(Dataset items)
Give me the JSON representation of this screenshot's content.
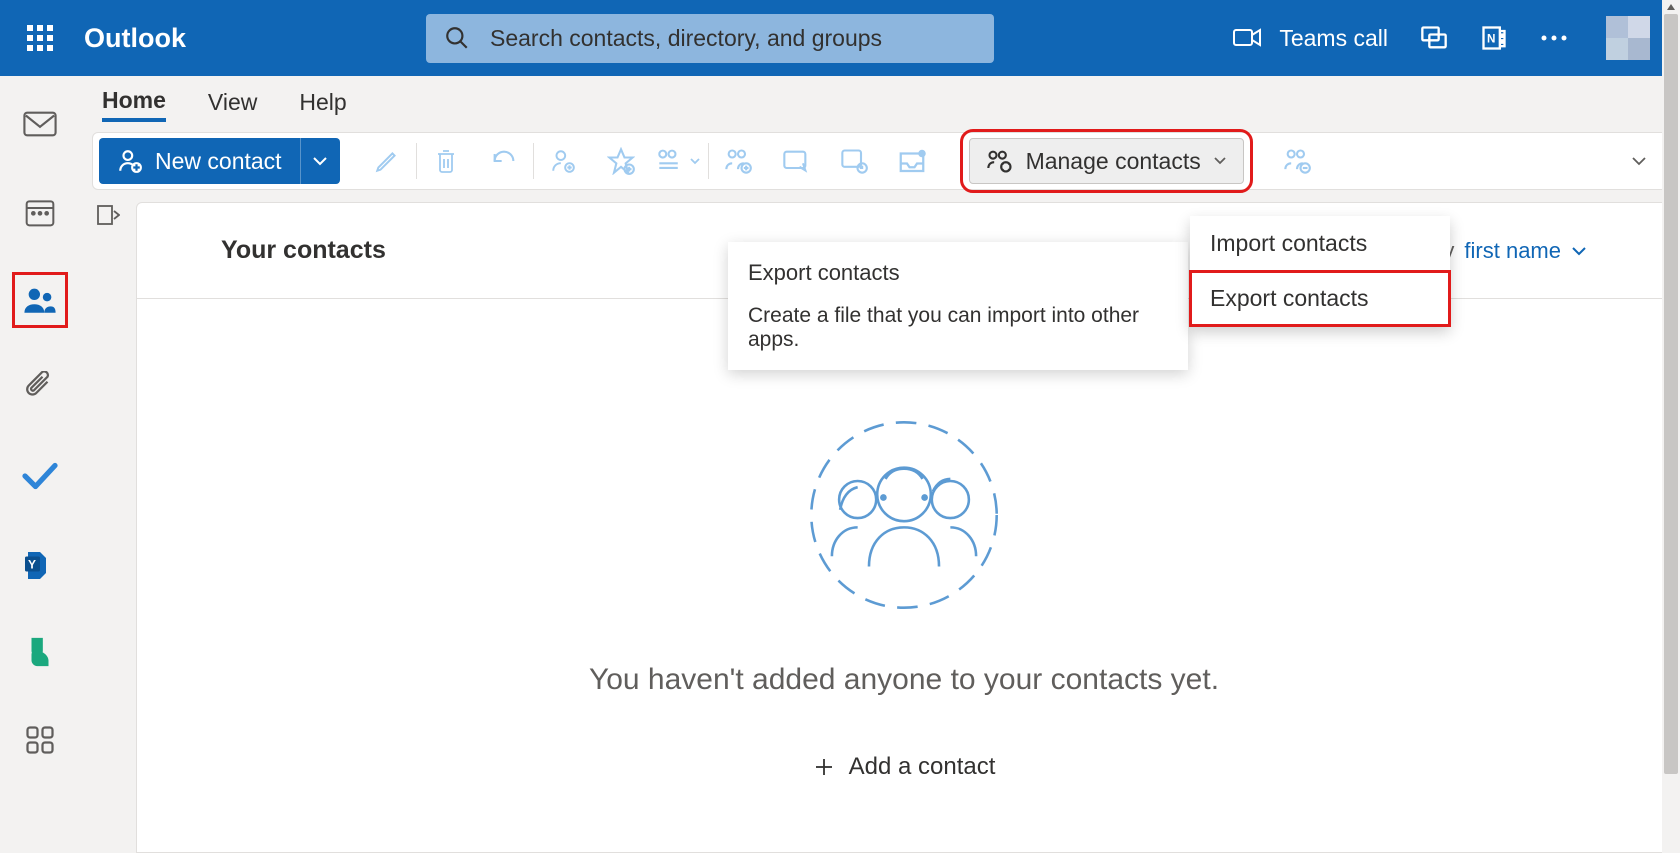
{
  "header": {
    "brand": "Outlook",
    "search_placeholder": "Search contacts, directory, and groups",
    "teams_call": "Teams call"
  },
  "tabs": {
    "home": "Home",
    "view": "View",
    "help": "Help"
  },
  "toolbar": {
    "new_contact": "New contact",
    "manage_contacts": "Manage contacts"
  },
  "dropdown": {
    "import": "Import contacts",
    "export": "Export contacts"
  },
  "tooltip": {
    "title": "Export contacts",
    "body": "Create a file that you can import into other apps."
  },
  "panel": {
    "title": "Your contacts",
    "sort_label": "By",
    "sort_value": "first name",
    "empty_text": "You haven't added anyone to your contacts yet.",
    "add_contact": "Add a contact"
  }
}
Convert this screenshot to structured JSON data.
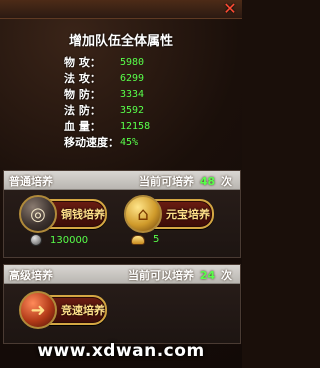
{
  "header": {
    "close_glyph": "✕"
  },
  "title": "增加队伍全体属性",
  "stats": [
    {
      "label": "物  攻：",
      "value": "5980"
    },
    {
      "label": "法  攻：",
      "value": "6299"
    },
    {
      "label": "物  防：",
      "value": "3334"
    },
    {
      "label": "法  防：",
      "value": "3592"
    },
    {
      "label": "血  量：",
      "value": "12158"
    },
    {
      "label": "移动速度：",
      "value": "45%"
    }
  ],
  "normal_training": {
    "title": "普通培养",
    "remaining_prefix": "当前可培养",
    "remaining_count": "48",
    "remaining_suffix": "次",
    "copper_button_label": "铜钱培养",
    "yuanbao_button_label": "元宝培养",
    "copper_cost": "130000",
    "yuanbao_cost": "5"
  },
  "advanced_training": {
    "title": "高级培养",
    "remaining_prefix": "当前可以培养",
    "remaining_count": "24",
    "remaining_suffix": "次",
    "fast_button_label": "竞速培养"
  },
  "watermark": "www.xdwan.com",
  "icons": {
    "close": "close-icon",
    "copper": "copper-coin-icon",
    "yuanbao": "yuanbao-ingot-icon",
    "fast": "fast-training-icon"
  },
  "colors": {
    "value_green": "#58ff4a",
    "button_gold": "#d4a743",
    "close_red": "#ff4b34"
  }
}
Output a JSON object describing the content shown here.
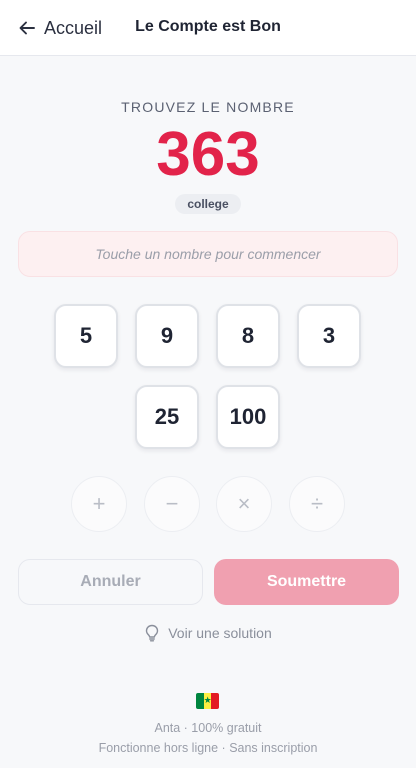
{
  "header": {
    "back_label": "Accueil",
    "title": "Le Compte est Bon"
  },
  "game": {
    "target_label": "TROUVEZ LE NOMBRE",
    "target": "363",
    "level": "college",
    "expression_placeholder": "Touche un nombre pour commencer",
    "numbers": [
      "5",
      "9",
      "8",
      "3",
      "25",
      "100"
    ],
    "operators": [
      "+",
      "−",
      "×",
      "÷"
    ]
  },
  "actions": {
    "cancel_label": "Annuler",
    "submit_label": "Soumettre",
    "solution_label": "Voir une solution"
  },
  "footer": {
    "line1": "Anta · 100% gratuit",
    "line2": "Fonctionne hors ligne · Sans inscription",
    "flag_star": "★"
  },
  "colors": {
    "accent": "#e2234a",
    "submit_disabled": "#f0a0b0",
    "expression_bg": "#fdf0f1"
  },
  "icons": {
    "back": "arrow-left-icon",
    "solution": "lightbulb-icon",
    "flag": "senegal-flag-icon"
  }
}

# INSTRUCTIONS TO FOLLOW
Look through the material above and pick out each line holding the word "screenshot".

# ANSWER TO THIS EXERCISE
Give me the JSON representation of this screenshot's content.
Convert this screenshot to structured JSON data.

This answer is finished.